### What to work on
Look for the word "Benefits" in the entries below, then copy every line that has it.

# # #

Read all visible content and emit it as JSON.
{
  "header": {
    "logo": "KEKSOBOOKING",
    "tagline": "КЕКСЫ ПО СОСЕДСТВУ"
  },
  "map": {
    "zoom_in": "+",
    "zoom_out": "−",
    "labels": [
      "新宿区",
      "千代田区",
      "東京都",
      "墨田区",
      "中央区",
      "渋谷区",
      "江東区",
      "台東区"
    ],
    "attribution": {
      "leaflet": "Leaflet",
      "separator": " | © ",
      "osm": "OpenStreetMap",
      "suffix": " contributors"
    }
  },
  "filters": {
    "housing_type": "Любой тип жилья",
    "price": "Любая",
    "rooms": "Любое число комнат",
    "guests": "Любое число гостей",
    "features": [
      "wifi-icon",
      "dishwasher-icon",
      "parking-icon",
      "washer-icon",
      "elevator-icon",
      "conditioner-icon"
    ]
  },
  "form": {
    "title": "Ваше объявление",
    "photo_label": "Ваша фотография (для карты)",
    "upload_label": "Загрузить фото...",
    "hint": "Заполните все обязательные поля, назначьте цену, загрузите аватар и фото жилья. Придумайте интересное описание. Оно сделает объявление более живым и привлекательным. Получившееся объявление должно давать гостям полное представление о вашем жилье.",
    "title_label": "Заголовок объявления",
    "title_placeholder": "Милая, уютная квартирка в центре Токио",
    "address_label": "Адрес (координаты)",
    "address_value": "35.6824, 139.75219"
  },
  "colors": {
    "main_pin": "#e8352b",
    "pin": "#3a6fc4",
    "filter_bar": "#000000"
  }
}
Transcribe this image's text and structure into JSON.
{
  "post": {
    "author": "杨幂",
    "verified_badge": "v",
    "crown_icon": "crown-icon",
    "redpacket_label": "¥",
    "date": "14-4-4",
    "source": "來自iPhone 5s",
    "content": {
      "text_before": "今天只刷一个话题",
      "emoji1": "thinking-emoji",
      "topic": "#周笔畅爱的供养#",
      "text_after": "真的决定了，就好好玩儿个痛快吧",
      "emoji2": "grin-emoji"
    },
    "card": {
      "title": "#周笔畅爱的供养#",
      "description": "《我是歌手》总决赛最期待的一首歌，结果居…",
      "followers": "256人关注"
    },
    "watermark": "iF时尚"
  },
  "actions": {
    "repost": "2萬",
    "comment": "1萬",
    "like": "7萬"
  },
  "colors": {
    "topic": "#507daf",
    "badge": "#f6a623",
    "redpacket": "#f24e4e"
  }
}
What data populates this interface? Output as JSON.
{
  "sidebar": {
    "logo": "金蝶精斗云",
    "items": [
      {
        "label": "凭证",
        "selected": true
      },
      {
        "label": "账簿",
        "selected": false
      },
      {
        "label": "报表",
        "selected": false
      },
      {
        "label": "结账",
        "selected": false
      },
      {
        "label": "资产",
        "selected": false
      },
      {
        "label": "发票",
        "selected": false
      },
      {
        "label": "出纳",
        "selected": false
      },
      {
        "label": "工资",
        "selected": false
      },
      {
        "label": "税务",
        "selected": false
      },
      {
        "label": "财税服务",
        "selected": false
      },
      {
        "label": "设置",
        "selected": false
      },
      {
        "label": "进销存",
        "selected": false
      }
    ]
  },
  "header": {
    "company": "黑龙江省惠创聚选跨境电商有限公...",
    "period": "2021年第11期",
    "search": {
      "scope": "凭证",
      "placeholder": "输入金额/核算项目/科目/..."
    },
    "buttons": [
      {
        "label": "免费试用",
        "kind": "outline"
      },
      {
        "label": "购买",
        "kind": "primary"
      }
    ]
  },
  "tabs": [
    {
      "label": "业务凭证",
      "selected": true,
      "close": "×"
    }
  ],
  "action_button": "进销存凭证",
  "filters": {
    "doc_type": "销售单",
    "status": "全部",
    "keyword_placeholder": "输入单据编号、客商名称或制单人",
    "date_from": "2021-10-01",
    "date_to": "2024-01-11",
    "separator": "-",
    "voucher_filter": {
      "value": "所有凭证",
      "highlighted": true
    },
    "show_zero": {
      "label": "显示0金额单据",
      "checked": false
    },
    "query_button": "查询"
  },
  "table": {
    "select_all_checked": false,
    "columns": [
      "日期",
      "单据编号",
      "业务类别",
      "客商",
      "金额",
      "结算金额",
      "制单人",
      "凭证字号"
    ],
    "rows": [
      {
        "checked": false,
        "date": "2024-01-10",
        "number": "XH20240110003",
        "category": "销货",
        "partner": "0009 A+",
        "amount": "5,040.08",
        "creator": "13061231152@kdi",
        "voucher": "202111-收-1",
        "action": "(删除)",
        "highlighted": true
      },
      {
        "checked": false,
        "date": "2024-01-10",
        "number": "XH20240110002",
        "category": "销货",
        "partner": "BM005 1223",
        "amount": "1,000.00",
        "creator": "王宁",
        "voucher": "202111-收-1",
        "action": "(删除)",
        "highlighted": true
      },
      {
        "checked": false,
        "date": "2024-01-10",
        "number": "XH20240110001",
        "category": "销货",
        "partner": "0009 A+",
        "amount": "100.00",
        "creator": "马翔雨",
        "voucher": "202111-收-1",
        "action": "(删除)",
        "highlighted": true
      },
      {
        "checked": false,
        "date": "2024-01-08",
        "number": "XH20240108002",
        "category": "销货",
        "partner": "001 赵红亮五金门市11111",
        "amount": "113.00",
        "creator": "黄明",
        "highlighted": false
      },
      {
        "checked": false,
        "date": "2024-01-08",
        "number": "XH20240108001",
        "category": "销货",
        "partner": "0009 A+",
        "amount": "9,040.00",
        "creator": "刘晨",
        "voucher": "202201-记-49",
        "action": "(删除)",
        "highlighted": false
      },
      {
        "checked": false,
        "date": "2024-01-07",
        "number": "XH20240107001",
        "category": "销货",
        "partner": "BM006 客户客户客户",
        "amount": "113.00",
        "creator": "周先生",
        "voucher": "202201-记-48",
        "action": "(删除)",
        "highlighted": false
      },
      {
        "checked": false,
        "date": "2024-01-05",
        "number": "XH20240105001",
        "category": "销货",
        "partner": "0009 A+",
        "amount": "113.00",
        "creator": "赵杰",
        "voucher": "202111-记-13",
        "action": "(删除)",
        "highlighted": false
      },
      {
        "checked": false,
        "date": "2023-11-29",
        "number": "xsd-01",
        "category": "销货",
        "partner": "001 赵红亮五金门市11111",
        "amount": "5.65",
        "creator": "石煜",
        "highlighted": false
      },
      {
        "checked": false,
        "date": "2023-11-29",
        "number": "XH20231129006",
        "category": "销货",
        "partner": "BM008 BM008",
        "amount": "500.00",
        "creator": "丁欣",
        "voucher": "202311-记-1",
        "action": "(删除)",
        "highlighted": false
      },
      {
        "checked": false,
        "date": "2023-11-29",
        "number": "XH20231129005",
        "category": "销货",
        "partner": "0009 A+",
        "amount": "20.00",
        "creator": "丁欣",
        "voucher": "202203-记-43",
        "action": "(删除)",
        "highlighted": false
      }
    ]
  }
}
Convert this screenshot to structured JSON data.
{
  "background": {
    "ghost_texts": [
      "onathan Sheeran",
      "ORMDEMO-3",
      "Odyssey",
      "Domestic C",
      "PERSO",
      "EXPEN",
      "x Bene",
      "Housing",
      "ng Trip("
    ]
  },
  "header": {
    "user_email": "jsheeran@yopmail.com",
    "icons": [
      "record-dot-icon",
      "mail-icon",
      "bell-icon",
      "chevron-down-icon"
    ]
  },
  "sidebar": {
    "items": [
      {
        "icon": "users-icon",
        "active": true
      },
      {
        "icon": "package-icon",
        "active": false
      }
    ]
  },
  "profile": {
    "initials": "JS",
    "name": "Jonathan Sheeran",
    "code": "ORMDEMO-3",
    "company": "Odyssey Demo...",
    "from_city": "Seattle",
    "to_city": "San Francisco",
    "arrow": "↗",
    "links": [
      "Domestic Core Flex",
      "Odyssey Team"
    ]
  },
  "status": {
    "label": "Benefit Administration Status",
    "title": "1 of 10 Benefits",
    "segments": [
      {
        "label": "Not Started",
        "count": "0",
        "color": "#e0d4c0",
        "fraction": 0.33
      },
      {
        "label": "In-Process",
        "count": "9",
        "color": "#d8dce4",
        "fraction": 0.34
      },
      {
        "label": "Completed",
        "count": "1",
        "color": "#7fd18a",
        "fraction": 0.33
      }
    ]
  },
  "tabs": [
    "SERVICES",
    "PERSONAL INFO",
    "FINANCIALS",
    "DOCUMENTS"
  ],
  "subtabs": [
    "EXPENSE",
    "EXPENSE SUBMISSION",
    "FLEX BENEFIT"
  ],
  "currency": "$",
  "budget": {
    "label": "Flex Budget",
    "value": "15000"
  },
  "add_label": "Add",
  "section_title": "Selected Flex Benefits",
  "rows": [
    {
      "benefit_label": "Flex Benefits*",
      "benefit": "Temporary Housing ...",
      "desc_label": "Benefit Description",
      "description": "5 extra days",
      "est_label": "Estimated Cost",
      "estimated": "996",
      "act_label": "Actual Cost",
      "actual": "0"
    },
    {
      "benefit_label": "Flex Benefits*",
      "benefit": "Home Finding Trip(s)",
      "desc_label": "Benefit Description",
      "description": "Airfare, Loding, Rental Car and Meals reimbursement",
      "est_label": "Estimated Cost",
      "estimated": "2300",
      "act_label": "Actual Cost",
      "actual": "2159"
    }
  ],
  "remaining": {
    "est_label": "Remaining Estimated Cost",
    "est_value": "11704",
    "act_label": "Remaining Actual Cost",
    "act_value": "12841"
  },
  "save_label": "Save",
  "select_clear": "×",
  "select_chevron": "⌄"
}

# # #

### Reply
    "title": "1 of 10 Benefits",
  "section_title": "Selected Flex Benefits",
      "benefit_label": "Flex Benefits*",
      "benefit_label": "Flex Benefits*",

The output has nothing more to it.